Your task: Go through the lines below. Copy those with "leaf".

Entries from a visual dataset
★ ★ ★
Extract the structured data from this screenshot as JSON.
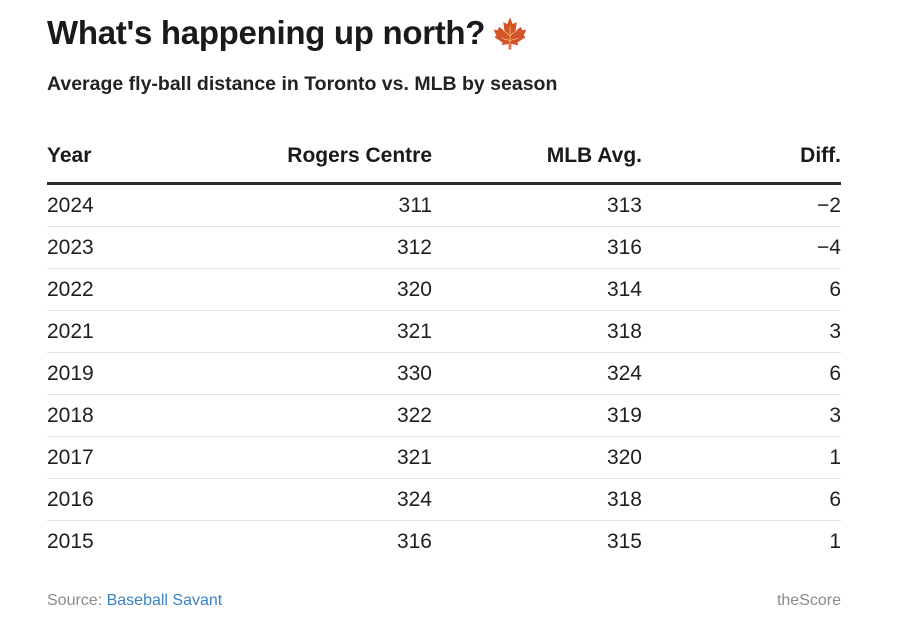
{
  "title": "What's happening up north?",
  "title_icon": "maple-leaf-icon",
  "subtitle": "Average fly-ball distance in Toronto vs. MLB by season",
  "colors": {
    "leaf": "#d4542a",
    "header_rule": "#2b2b2b",
    "link": "#3b82c4",
    "footer_text": "#8a8a8a"
  },
  "chart_data": {
    "type": "table",
    "columns": [
      "Year",
      "Rogers Centre",
      "MLB Avg.",
      "Diff."
    ],
    "rows": [
      [
        "2024",
        "311",
        "313",
        "−2"
      ],
      [
        "2023",
        "312",
        "316",
        "−4"
      ],
      [
        "2022",
        "320",
        "314",
        "6"
      ],
      [
        "2021",
        "321",
        "318",
        "3"
      ],
      [
        "2019",
        "330",
        "324",
        "6"
      ],
      [
        "2018",
        "322",
        "319",
        "3"
      ],
      [
        "2017",
        "321",
        "320",
        "1"
      ],
      [
        "2016",
        "324",
        "318",
        "6"
      ],
      [
        "2015",
        "316",
        "315",
        "1"
      ]
    ]
  },
  "footer": {
    "source_prefix": "Source:",
    "source_link": "Baseball Savant",
    "credit": "theScore"
  }
}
★ ★ ★
Result of this exercise:
  "title_icon": "maple-leaf-icon",
    "leaf": "#d4542a",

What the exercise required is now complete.